_Directions_
Copy out each line that has "xlabel" in it.

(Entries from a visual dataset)
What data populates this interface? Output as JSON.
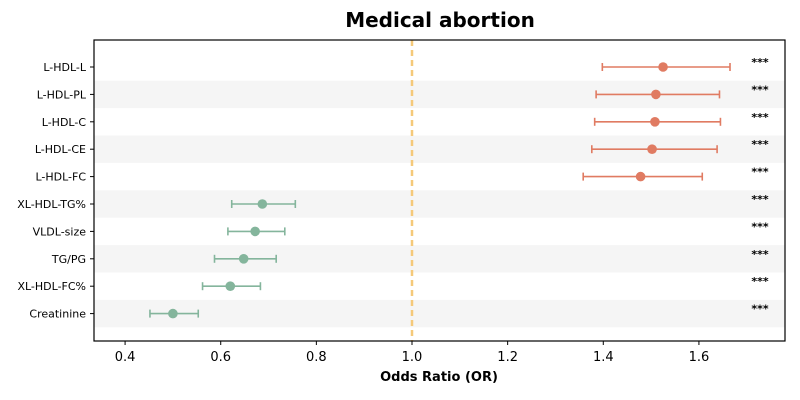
{
  "chart_data": {
    "type": "forest",
    "title": "Medical abortion",
    "xlabel": "Odds Ratio (OR)",
    "ylabel": "",
    "xlim": [
      0.335,
      1.78
    ],
    "x_ticks": [
      0.4,
      0.6,
      0.8,
      1.0,
      1.2,
      1.4,
      1.6
    ],
    "x_tick_labels": [
      "0.4",
      "0.6",
      "0.8",
      "1.0",
      "1.2",
      "1.4",
      "1.6"
    ],
    "reference_line": 1.0,
    "reference_line_color": "#f5c97a",
    "grid": false,
    "row_band_color": "#f5f5f5",
    "colors": {
      "increase": "#e07b62",
      "decrease": "#84b59c"
    },
    "rows": [
      {
        "label": "L-HDL-L",
        "or": 1.525,
        "lower": 1.398,
        "upper": 1.665,
        "sig": "***",
        "direction": "increase"
      },
      {
        "label": "L-HDL-PL",
        "or": 1.51,
        "lower": 1.385,
        "upper": 1.643,
        "sig": "***",
        "direction": "increase"
      },
      {
        "label": "L-HDL-C",
        "or": 1.508,
        "lower": 1.382,
        "upper": 1.645,
        "sig": "***",
        "direction": "increase"
      },
      {
        "label": "L-HDL-CE",
        "or": 1.502,
        "lower": 1.376,
        "upper": 1.638,
        "sig": "***",
        "direction": "increase"
      },
      {
        "label": "L-HDL-FC",
        "or": 1.478,
        "lower": 1.358,
        "upper": 1.607,
        "sig": "***",
        "direction": "increase"
      },
      {
        "label": "XL-HDL-TG%",
        "or": 0.687,
        "lower": 0.623,
        "upper": 0.756,
        "sig": "***",
        "direction": "decrease"
      },
      {
        "label": "VLDL-size",
        "or": 0.672,
        "lower": 0.615,
        "upper": 0.734,
        "sig": "***",
        "direction": "decrease"
      },
      {
        "label": "TG/PG",
        "or": 0.648,
        "lower": 0.587,
        "upper": 0.716,
        "sig": "***",
        "direction": "decrease"
      },
      {
        "label": "XL-HDL-FC%",
        "or": 0.62,
        "lower": 0.562,
        "upper": 0.683,
        "sig": "***",
        "direction": "decrease"
      },
      {
        "label": "Creatinine",
        "or": 0.5,
        "lower": 0.452,
        "upper": 0.553,
        "sig": "***",
        "direction": "decrease"
      }
    ]
  }
}
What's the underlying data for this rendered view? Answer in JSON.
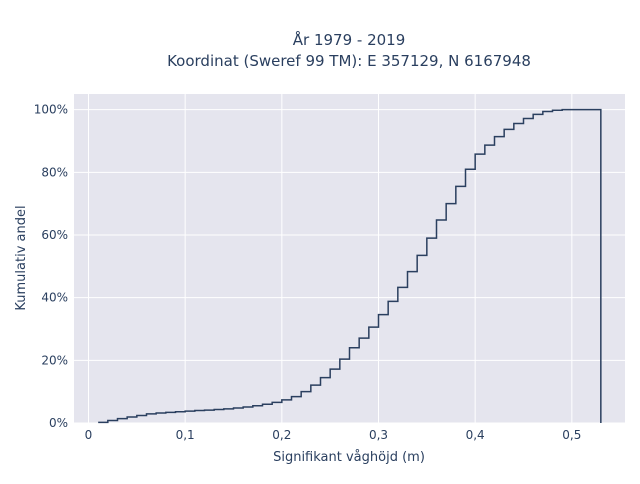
{
  "chart_data": {
    "type": "line",
    "title": "År 1979 - 2019",
    "subtitle": "Koordinat (Sweref 99 TM): E 357129, N 6167948",
    "xlabel": "Signifikant våghöjd (m)",
    "ylabel": "Kumulativ andel",
    "xlim": [
      -0.015,
      0.555
    ],
    "ylim": [
      0,
      1.05
    ],
    "x_ticks": [
      0,
      0.1,
      0.2,
      0.3,
      0.4,
      0.5
    ],
    "x_tick_labels": [
      "0",
      "0,1",
      "0,2",
      "0,3",
      "0,4",
      "0,5"
    ],
    "y_ticks": [
      0,
      0.2,
      0.4,
      0.6,
      0.8,
      1.0
    ],
    "y_tick_labels": [
      "0%",
      "20%",
      "40%",
      "60%",
      "80%",
      "100%"
    ],
    "grid": true,
    "step": true,
    "line_color": "#2a3f5f",
    "plot_bg": "#e5e5ee",
    "series": [
      {
        "x": [
          0.01,
          0.02,
          0.03,
          0.04,
          0.05,
          0.06,
          0.07,
          0.08,
          0.09,
          0.1,
          0.11,
          0.12,
          0.13,
          0.14,
          0.15,
          0.16,
          0.17,
          0.18,
          0.19,
          0.2,
          0.21,
          0.22,
          0.23,
          0.24,
          0.25,
          0.26,
          0.27,
          0.28,
          0.29,
          0.3,
          0.31,
          0.32,
          0.33,
          0.34,
          0.35,
          0.36,
          0.37,
          0.38,
          0.39,
          0.4,
          0.41,
          0.42,
          0.43,
          0.44,
          0.45,
          0.46,
          0.47,
          0.48,
          0.49,
          0.5,
          0.51,
          0.52,
          0.53
        ],
        "y": [
          0.002,
          0.008,
          0.014,
          0.019,
          0.024,
          0.029,
          0.032,
          0.034,
          0.036,
          0.038,
          0.04,
          0.041,
          0.043,
          0.045,
          0.048,
          0.051,
          0.055,
          0.06,
          0.066,
          0.074,
          0.084,
          0.1,
          0.121,
          0.145,
          0.172,
          0.204,
          0.24,
          0.271,
          0.306,
          0.346,
          0.388,
          0.433,
          0.483,
          0.535,
          0.59,
          0.648,
          0.7,
          0.755,
          0.81,
          0.858,
          0.887,
          0.914,
          0.937,
          0.956,
          0.972,
          0.985,
          0.994,
          0.998,
          1.0,
          1.0,
          1.0,
          1.0,
          1.0
        ]
      }
    ]
  }
}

_Worked answer_
    "xlabel": "Odds Ratio (OR)",
    "xlabel": "Signifikant våghöjd (m)",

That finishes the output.